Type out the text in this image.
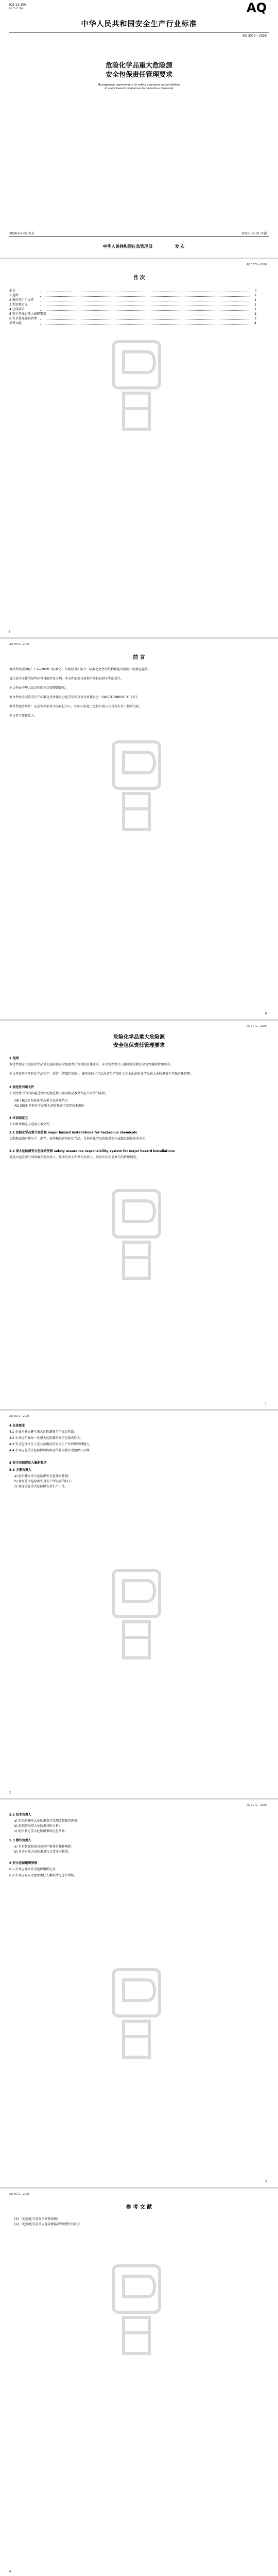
ICS 13.100
CCS C 67	AQ
中华人民共和国安全生产行业标准
AQ 3072—2026
危险化学品重大危险源
安全包保责任管理要求
Management requirements for safety assurance responsibilities
of major hazard installations for hazardous chemicals
2026-03-06 发布	2026-09-01 实施
中华人民共和国应急管理部	发 布
AQ 3072—2026
目 次
前言	II
1 范围	1
2 规范性引用文件	1
3 术语和定义	1
4 总体要求	1
5 安全包保责任人履职要求	2
6 安全包保履职管理	3
参考文献	4
I
AQ 3072—2026
前 言
本文件按照GB/T 1.1—2020《标准化工作导则 第1部分：标准化文件的结构和起草规则》的规定起草。
请注意本文件的某些内容可能涉及专利。本文件的发布机构不承担识别专利的责任。
本文件由中华人民共和国应急管理部提出。
本文件由全国安全生产标准化技术委员会化学品安全分技术委员会（SAC/TC 288/SC 3）归口。
本文件起草单位：应急管理部化学品登记中心、中国石油化工股份有限公司青岛安全工程研究院。
本文件主要起草人：
II
AQ 3072—2026
危险化学品重大危险源
安全包保责任管理要求
1 范围
本文件规定了危险化学品重大危险源安全包保责任管理的总体要求、安全包保责任人履职要求和安全包保履职管理要求。
本文件适用于危险化学品生产、经营（带储存设施）、使用危险化学品从事生产的化工企业的危险化学品重大危险源安全包保责任管理。
2 规范性引用文件
下列文件中的内容通过文中的规范性引用而构成本文件必不可少的条款。
GB 18218 危险化学品重大危险源辨识
AQ 3035 危险化学品重大危险源安全监控技术规范
3 术语和定义
下列术语和定义适用于本文件。
3.1 危险化学品重大危险源 major hazard installations for hazardous chemicals
长期地或临时地生产、储存、使用和经营危险化学品，且危险化学品的数量等于或超过临界量的单元。
3.2 重大危险源安全包保责任制 safety assurance responsibility system for major hazard installations
对重大危险源分别明确主要负责人、技术负责人和操作负责人，层层压实安全责任的管理制度。
1
AQ 3072—2026
4 总体要求
4.1 企业应建立健全重大危险源安全包保责任制。
4.2 企业应明确每一处重大危险源的安全包保责任人。
4.3 安全包保责任人应具备相应的安全生产知识和管理能力。
4.4 企业应在重大危险源现场明显位置设置安全包保公示牌。
5 安全包保责任人履职要求
5.1 主要负责人
a) 组织建立重大危险源安全包保责任制；
b) 保证重大危险源安全生产所必需的投入；
c) 督促检查重大危险源安全生产工作。
2
AQ 3072—2026
5.2 技术负责人
a) 组织实施重大危险源安全监测监控体系建设；
b) 组织开展重大危险源风险分析；
c) 组织制定重大危险源事故应急预案。
5.3 操作负责人
a) 负责督促检查各岗位严格执行操作规程；
b) 负责对重大危险源进行日常安全检查。
6 安全包保履职管理
6.1 企业应建立安全包保履职记录。
6.2 企业应对安全包保责任人履职情况进行考核。
3
AQ 3072—2026
参 考 文 献
[1] 《危险化学品安全管理条例》
[2] 《危险化学品重大危险源监督管理暂行规定》
4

========

**What to work on**.
Tally up the lines holding the word "major" in the data above, and answer with that figure only.

**Correct response**.
3